## PROMPT
Find how many lines contain the word "above" and state that number alone.

## RECORDED DATA

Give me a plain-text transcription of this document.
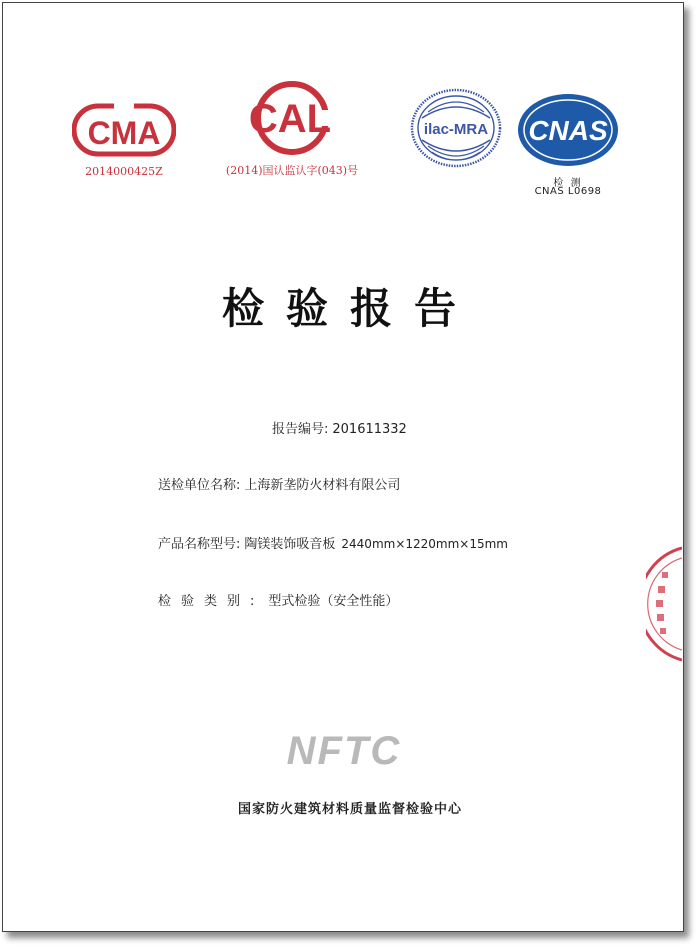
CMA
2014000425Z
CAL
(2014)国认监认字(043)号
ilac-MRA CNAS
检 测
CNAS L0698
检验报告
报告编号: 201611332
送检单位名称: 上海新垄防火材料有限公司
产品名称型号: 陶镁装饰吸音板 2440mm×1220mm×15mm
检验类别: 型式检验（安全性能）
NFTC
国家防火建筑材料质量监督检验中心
--
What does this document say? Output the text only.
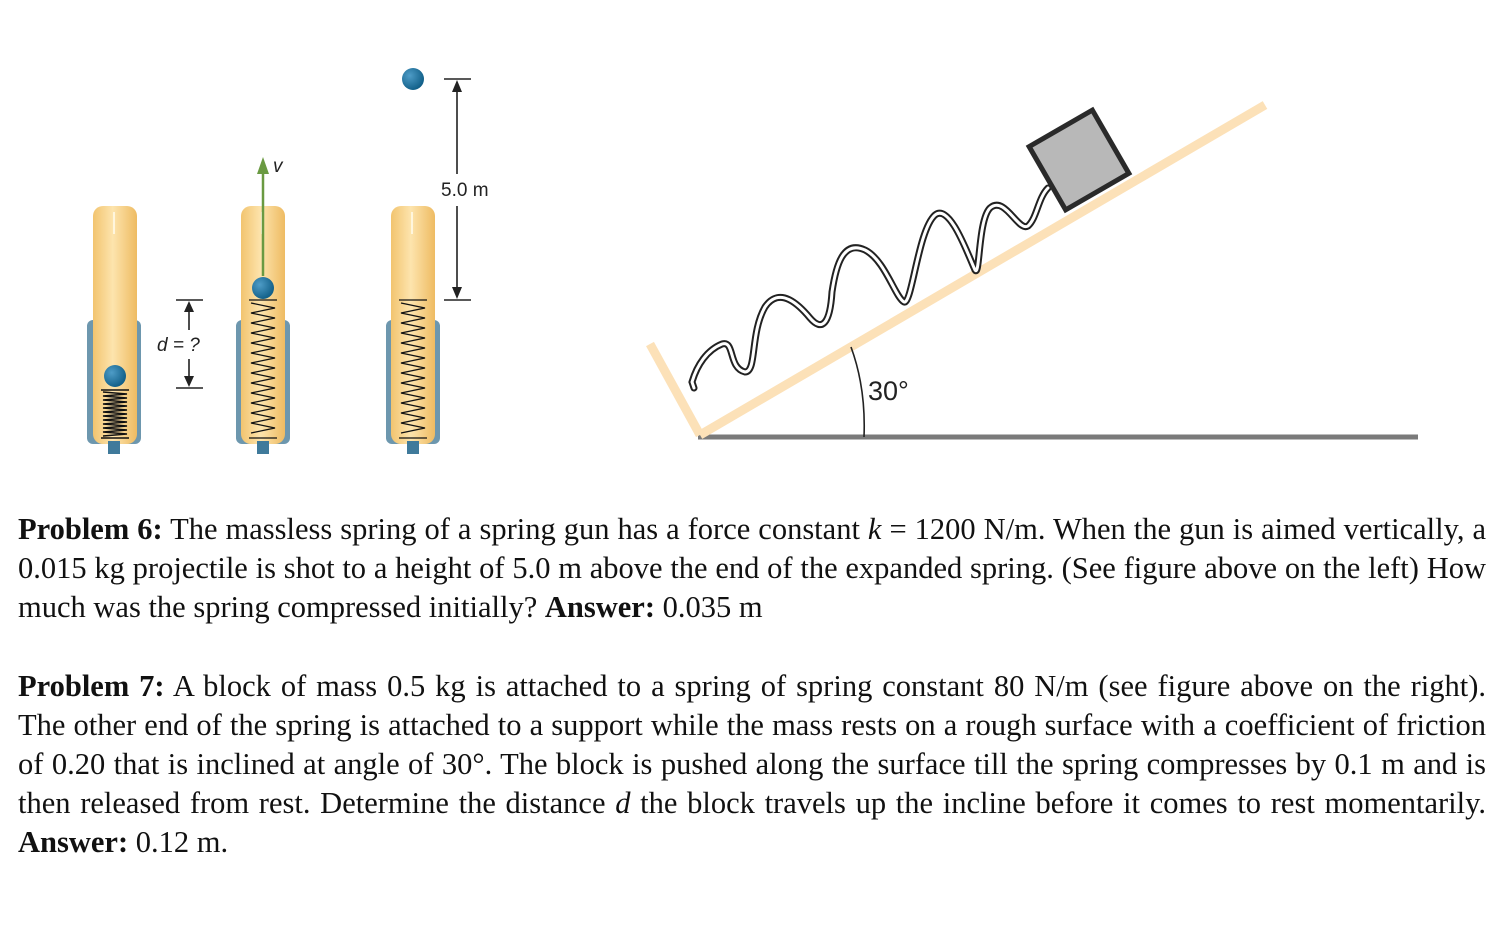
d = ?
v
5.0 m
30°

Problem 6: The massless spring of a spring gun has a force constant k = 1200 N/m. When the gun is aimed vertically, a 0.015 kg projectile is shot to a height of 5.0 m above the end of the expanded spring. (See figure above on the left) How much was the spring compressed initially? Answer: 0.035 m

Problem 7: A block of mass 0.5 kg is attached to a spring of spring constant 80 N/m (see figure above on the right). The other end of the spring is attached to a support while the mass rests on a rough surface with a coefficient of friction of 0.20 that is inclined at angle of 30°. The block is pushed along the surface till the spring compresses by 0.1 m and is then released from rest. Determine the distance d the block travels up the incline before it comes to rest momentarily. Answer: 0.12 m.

## EXERCISE SOLUTION
2